▶ **Objective**
Please repeat all of the listing exactly.

— start of Dataset excerpts —

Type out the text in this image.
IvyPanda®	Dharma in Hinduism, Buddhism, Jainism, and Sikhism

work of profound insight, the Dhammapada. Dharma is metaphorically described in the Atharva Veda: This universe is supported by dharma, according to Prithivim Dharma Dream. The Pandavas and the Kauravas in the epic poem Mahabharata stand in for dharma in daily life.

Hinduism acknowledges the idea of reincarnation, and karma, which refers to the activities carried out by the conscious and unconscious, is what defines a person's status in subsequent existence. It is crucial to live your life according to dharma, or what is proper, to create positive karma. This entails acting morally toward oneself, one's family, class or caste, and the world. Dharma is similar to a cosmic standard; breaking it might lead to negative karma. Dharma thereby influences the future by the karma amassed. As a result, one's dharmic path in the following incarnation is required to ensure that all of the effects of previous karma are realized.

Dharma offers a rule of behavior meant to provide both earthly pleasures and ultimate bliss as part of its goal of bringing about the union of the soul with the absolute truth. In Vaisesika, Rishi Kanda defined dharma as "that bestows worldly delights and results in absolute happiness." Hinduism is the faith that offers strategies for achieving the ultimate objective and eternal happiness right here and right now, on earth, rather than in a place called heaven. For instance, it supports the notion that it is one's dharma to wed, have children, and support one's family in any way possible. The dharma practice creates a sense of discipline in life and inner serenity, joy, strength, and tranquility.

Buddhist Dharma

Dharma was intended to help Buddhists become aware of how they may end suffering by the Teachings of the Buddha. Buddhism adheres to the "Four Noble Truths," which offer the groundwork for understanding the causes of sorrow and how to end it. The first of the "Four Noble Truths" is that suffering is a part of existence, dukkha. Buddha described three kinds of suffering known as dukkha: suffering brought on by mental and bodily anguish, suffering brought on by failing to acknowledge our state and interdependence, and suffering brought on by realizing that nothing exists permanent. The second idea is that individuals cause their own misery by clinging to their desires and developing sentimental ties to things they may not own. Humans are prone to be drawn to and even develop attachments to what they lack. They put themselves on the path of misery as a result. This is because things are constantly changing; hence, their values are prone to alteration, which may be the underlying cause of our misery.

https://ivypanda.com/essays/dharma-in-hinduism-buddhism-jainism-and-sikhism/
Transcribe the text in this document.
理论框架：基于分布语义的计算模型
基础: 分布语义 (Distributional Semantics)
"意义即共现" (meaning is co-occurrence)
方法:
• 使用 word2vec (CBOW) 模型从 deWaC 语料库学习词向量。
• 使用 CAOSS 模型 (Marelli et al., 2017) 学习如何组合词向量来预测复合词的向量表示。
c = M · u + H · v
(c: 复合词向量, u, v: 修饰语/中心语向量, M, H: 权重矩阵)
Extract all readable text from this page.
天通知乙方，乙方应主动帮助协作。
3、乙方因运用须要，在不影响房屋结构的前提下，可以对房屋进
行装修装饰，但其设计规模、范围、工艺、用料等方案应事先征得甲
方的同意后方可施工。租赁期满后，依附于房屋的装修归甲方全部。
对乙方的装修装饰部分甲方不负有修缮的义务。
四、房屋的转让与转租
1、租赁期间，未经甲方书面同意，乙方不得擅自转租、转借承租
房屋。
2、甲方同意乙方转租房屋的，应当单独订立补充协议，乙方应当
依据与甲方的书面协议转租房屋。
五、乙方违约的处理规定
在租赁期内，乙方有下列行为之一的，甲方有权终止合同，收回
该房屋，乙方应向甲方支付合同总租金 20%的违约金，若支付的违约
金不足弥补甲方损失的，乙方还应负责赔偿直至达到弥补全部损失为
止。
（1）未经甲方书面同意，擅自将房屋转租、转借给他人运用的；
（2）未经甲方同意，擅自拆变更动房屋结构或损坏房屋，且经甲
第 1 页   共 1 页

— end of Dataset excerpts —

▶ **Output for this exercise**
Type out the text in this image.
IvyPanda®	Dharma in Hinduism, Buddhism, Jainism, and Sikhism

work of profound insight, the Dhammapada. Dharma is metaphorically described in the Atharva Veda: This universe is supported by dharma, according to Prithivim Dharma Dream. The Pandavas and the Kauravas in the epic poem Mahabharata stand in for dharma in daily life.

Hinduism acknowledges the idea of reincarnation, and karma, which refers to the activities carried out by the conscious and unconscious, is what defines a person's status in subsequent existence. It is crucial to live your life according to dharma, or what is proper, to create positive karma. This entails acting morally toward oneself, one's family, class or caste, and the world. Dharma is similar to a cosmic standard; breaking it might lead to negative karma. Dharma thereby influences the future by the karma amassed. As a result, one's dharmic path in the following incarnation is required to ensure that all of the effects of previous karma are realized.

Dharma offers a rule of behavior meant to provide both earthly pleasures and ultimate bliss as part of its goal of bringing about the union of the soul with the absolute truth. In Vaisesika, Rishi Kanda defined dharma as "that bestows worldly delights and results in absolute happiness." Hinduism is the faith that offers strategies for achieving the ultimate objective and eternal happiness right here and right now, on earth, rather than in a place called heaven. For instance, it supports the notion that it is one's dharma to wed, have children, and support one's family in any way possible. The dharma practice creates a sense of discipline in life and inner serenity, joy, strength, and tranquility.

Buddhist Dharma

Dharma was intended to help Buddhists become aware of how they may end suffering by the Teachings of the Buddha. Buddhism adheres to the "Four Noble Truths," which offer the groundwork for understanding the causes of sorrow and how to end it. The first of the "Four Noble Truths" is that suffering is a part of existence, dukkha. Buddha described three kinds of suffering known as dukkha: suffering brought on by mental and bodily anguish, suffering brought on by failing to acknowledge our state and interdependence, and suffering brought on by realizing that nothing exists permanent. The second idea is that individuals cause their own misery by clinging to their desires and developing sentimental ties to things they may not own. Humans are prone to be drawn to and even develop attachments to what they lack. They put themselves on the path of misery as a result. This is because things are constantly changing; hence, their values are prone to alteration, which may be the underlying cause of our misery.

https://ivypanda.com/essays/dharma-in-hinduism-buddhism-jainism-and-sikhism/
Transcribe the text in this document.
理论框架：基于分布语义的计算模型
基础: 分布语义 (Distributional Semantics)
"意义即共现" (meaning is co-occurrence)
方法:
• 使用 word2vec (CBOW) 模型从 deWaC 语料库学习词向量。
• 使用 CAOSS 模型 (Marelli et al., 2017) 学习如何组合词向量来预测复合词的向量表示。
c = M · u + H · v
(c: 复合词向量, u, v: 修饰语/中心语向量, M, H: 权重矩阵)
Extract all readable text from this page.
天通知乙方，乙方应主动帮助协作。
3、乙方因运用须要，在不影响房屋结构的前提下，可以对房屋进
行装修装饰，但其设计规模、范围、工艺、用料等方案应事先征得甲
方的同意后方可施工。租赁期满后，依附于房屋的装修归甲方全部。
对乙方的装修装饰部分甲方不负有修缮的义务。
四、房屋的转让与转租
1、租赁期间，未经甲方书面同意，乙方不得擅自转租、转借承租
房屋。
2、甲方同意乙方转租房屋的，应当单独订立补充协议，乙方应当
依据与甲方的书面协议转租房屋。
五、乙方违约的处理规定
在租赁期内，乙方有下列行为之一的，甲方有权终止合同，收回
该房屋，乙方应向甲方支付合同总租金 20%的违约金，若支付的违约
金不足弥补甲方损失的，乙方还应负责赔偿直至达到弥补全部损失为
止。
（1）未经甲方书面同意，擅自将房屋转租、转借给他人运用的；
（2）未经甲方同意，擅自拆变更动房屋结构或损坏房屋，且经甲
第 1 页   共 1 页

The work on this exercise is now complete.